>> begin

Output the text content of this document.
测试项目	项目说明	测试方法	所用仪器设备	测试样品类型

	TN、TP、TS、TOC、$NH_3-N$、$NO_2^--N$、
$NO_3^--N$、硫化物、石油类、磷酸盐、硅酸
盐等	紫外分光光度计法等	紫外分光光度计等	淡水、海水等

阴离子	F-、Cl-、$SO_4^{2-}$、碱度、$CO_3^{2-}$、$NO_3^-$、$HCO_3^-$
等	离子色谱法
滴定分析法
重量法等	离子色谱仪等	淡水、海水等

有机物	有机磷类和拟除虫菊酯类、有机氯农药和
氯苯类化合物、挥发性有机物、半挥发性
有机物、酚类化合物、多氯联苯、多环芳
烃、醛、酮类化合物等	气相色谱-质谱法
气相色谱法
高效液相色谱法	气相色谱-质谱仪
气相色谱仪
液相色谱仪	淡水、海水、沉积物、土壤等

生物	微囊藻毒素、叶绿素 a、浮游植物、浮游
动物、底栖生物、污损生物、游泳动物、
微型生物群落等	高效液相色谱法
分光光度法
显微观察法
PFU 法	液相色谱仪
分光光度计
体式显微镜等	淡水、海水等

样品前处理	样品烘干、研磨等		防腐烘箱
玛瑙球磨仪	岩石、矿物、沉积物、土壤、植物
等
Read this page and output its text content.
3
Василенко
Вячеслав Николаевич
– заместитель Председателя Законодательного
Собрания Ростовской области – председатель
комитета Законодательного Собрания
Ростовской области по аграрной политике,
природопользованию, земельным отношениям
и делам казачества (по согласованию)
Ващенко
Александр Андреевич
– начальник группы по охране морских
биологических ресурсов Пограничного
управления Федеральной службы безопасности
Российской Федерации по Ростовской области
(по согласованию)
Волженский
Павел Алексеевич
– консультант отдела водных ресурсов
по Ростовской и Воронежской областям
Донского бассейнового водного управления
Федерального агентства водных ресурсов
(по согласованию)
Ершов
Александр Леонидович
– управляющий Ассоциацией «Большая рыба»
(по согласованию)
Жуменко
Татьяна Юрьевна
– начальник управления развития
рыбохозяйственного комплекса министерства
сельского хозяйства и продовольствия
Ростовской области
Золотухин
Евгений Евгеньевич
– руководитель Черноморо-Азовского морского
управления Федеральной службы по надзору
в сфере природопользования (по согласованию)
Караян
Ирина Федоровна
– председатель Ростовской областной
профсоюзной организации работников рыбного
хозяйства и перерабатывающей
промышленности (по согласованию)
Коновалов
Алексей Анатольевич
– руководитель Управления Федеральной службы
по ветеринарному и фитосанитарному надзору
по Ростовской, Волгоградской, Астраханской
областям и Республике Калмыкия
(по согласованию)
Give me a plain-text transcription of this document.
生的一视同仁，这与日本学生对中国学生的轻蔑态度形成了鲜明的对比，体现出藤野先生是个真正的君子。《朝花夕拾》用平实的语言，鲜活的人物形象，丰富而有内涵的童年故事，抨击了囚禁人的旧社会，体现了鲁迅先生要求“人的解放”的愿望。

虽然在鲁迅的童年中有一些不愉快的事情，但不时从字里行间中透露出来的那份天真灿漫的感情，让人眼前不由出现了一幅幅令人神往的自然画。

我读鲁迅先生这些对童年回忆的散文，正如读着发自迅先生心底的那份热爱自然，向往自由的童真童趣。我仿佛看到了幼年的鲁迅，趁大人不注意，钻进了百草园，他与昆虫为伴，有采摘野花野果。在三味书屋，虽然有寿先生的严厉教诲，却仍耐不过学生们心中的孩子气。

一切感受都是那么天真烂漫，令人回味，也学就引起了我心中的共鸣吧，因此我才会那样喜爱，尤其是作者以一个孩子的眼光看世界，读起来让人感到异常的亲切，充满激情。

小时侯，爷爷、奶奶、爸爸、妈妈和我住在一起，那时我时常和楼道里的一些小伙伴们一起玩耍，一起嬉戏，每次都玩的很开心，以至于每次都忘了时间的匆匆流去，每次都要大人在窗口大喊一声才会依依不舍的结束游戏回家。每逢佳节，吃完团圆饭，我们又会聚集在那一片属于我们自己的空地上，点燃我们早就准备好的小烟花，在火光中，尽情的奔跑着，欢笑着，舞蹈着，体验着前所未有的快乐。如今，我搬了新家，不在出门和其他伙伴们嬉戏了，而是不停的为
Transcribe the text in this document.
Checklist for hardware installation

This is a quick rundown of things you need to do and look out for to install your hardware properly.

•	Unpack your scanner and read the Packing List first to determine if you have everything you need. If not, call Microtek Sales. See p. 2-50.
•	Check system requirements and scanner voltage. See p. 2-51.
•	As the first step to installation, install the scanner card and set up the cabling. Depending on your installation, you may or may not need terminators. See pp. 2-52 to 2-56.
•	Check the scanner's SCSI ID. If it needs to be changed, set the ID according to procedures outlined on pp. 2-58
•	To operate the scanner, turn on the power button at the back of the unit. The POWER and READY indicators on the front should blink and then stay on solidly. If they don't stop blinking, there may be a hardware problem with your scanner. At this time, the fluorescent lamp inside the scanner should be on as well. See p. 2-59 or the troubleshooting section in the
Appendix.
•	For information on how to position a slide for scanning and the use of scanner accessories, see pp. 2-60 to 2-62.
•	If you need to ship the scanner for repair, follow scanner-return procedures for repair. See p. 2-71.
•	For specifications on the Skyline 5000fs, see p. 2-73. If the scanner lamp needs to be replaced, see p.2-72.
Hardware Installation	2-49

>> end

-- STATED EXERCISE --
Nothing in the data may differ; print all of it exactly as written.

-- SOLUTION TO THE EXERCISE --
Output the text content of this document.
测试项目	项目说明	测试方法	所用仪器设备	测试样品类型

	TN、TP、TS、TOC、$NH_3-N$、$NO_2^--N$、
$NO_3^--N$、硫化物、石油类、磷酸盐、硅酸
盐等	紫外分光光度计法等	紫外分光光度计等	淡水、海水等

阴离子	F-、Cl-、$SO_4^{2-}$、碱度、$CO_3^{2-}$、$NO_3^-$、$HCO_3^-$
等	离子色谱法
滴定分析法
重量法等	离子色谱仪等	淡水、海水等

有机物	有机磷类和拟除虫菊酯类、有机氯农药和
氯苯类化合物、挥发性有机物、半挥发性
有机物、酚类化合物、多氯联苯、多环芳
烃、醛、酮类化合物等	气相色谱-质谱法
气相色谱法
高效液相色谱法	气相色谱-质谱仪
气相色谱仪
液相色谱仪	淡水、海水、沉积物、土壤等

生物	微囊藻毒素、叶绿素 a、浮游植物、浮游
动物、底栖生物、污损生物、游泳动物、
微型生物群落等	高效液相色谱法
分光光度法
显微观察法
PFU 法	液相色谱仪
分光光度计
体式显微镜等	淡水、海水等

样品前处理	样品烘干、研磨等		防腐烘箱
玛瑙球磨仪	岩石、矿物、沉积物、土壤、植物
等
Read this page and output its text content.
3
Василенко
Вячеслав Николаевич
– заместитель Председателя Законодательного
Собрания Ростовской области – председатель
комитета Законодательного Собрания
Ростовской области по аграрной политике,
природопользованию, земельным отношениям
и делам казачества (по согласованию)
Ващенко
Александр Андреевич
– начальник группы по охране морских
биологических ресурсов Пограничного
управления Федеральной службы безопасности
Российской Федерации по Ростовской области
(по согласованию)
Волженский
Павел Алексеевич
– консультант отдела водных ресурсов
по Ростовской и Воронежской областям
Донского бассейнового водного управления
Федерального агентства водных ресурсов
(по согласованию)
Ершов
Александр Леонидович
– управляющий Ассоциацией «Большая рыба»
(по согласованию)
Жуменко
Татьяна Юрьевна
– начальник управления развития
рыбохозяйственного комплекса министерства
сельского хозяйства и продовольствия
Ростовской области
Золотухин
Евгений Евгеньевич
– руководитель Черноморо-Азовского морского
управления Федеральной службы по надзору
в сфере природопользования (по согласованию)
Караян
Ирина Федоровна
– председатель Ростовской областной
профсоюзной организации работников рыбного
хозяйства и перерабатывающей
промышленности (по согласованию)
Коновалов
Алексей Анатольевич
– руководитель Управления Федеральной службы
по ветеринарному и фитосанитарному надзору
по Ростовской, Волгоградской, Астраханской
областям и Республике Калмыкия
(по согласованию)
Give me a plain-text transcription of this document.
生的一视同仁，这与日本学生对中国学生的轻蔑态度形成了鲜明的对比，体现出藤野先生是个真正的君子。《朝花夕拾》用平实的语言，鲜活的人物形象，丰富而有内涵的童年故事，抨击了囚禁人的旧社会，体现了鲁迅先生要求“人的解放”的愿望。

虽然在鲁迅的童年中有一些不愉快的事情，但不时从字里行间中透露出来的那份天真灿漫的感情，让人眼前不由出现了一幅幅令人神往的自然画。

我读鲁迅先生这些对童年回忆的散文，正如读着发自迅先生心底的那份热爱自然，向往自由的童真童趣。我仿佛看到了幼年的鲁迅，趁大人不注意，钻进了百草园，他与昆虫为伴，有采摘野花野果。在三味书屋，虽然有寿先生的严厉教诲，却仍耐不过学生们心中的孩子气。

一切感受都是那么天真烂漫，令人回味，也学就引起了我心中的共鸣吧，因此我才会那样喜爱，尤其是作者以一个孩子的眼光看世界，读起来让人感到异常的亲切，充满激情。

小时侯，爷爷、奶奶、爸爸、妈妈和我住在一起，那时我时常和楼道里的一些小伙伴们一起玩耍，一起嬉戏，每次都玩的很开心，以至于每次都忘了时间的匆匆流去，每次都要大人在窗口大喊一声才会依依不舍的结束游戏回家。每逢佳节，吃完团圆饭，我们又会聚集在那一片属于我们自己的空地上，点燃我们早就准备好的小烟花，在火光中，尽情的奔跑着，欢笑着，舞蹈着，体验着前所未有的快乐。如今，我搬了新家，不在出门和其他伙伴们嬉戏了，而是不停的为
Transcribe the text in this document.
Checklist for hardware installation

This is a quick rundown of things you need to do and look out for to install your hardware properly.

•	Unpack your scanner and read the Packing List first to determine if you have everything you need. If not, call Microtek Sales. See p. 2-50.
•	Check system requirements and scanner voltage. See p. 2-51.
•	As the first step to installation, install the scanner card and set up the cabling. Depending on your installation, you may or may not need terminators. See pp. 2-52 to 2-56.
•	Check the scanner's SCSI ID. If it needs to be changed, set the ID according to procedures outlined on pp. 2-58
•	To operate the scanner, turn on the power button at the back of the unit. The POWER and READY indicators on the front should blink and then stay on solidly. If they don't stop blinking, there may be a hardware problem with your scanner. At this time, the fluorescent lamp inside the scanner should be on as well. See p. 2-59 or the troubleshooting section in the
Appendix.
•	For information on how to position a slide for scanning and the use of scanner accessories, see pp. 2-60 to 2-62.
•	If you need to ship the scanner for repair, follow scanner-return procedures for repair. See p. 2-71.
•	For specifications on the Skyline 5000fs, see p. 2-73. If the scanner lamp needs to be replaced, see p.2-72.
Hardware Installation	2-49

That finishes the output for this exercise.